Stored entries
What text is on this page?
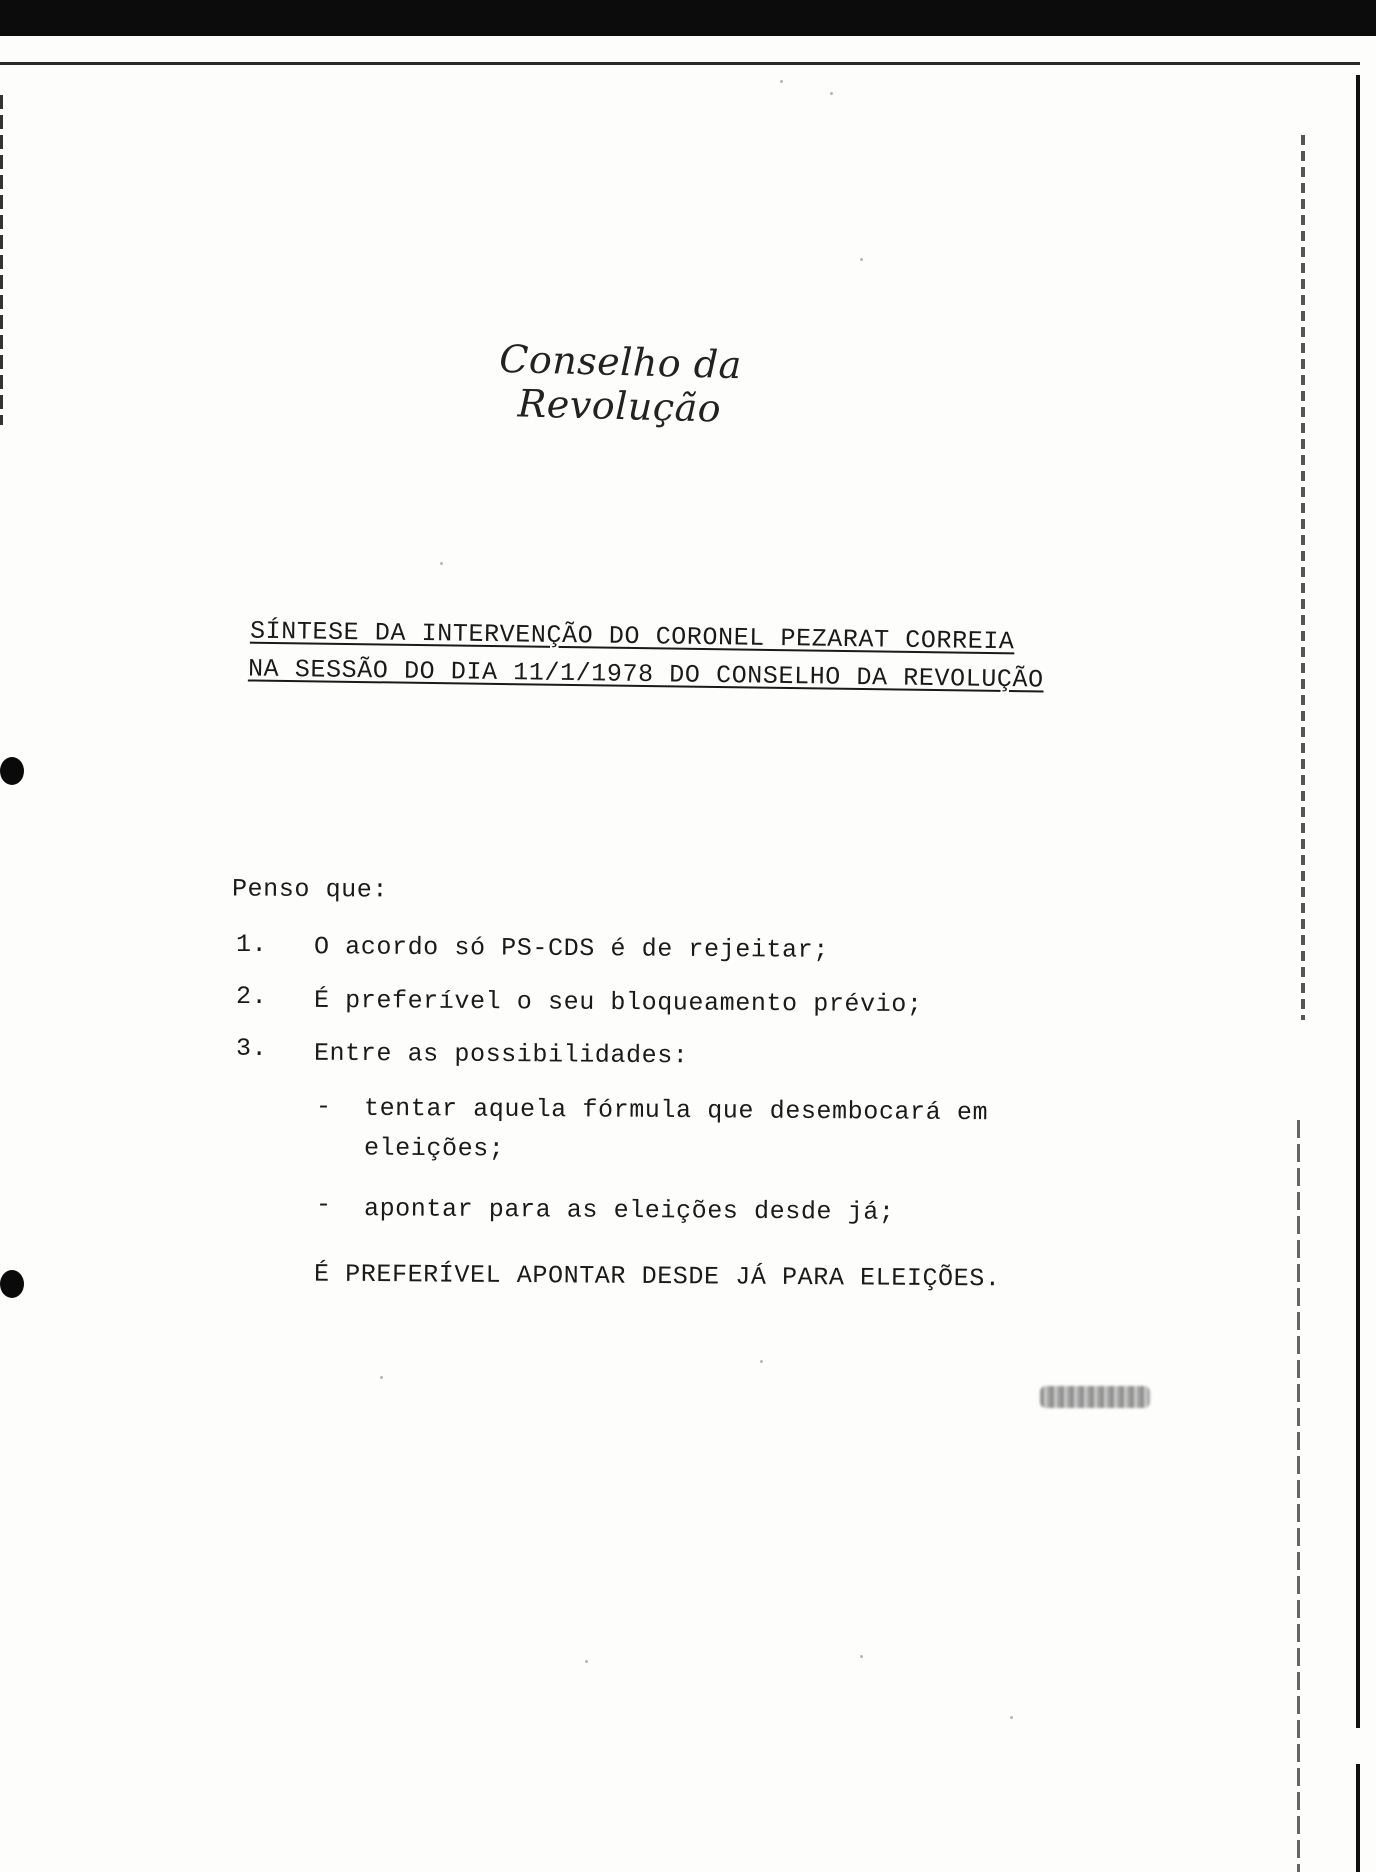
Conselho da Revolução
SÍNTESE DA INTERVENÇÃO DO CORONEL PEZARAT CORREIA
NA SESSÃO DO DIA 11/1/1978 DO CONSELHO DA REVOLUÇÃO
Penso que:
1. O acordo só PS-CDS é de rejeitar;
2. É preferível o seu bloqueamento prévio;
3. Entre as possibilidades:
- tentar aquela fórmula que desembocará em
eleições;
- apontar para as eleições desde já;
É PREFERÍVEL APONTAR DESDE JÁ PARA ELEIÇÕES.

Task instructions | Omit every picture, then repeat the remaining data exactly as it appears above.

Answer to this exercise |
What text is on this page?
Conselho da Revolução
SÍNTESE DA INTERVENÇÃO DO CORONEL PEZARAT CORREIA
NA SESSÃO DO DIA 11/1/1978 DO CONSELHO DA REVOLUÇÃO
Penso que:
1. O acordo só PS-CDS é de rejeitar;
2. É preferível o seu bloqueamento prévio;
3. Entre as possibilidades:
- tentar aquela fórmula que desembocará em
eleições;
- apontar para as eleições desde já;
É PREFERÍVEL APONTAR DESDE JÁ PARA ELEIÇÕES.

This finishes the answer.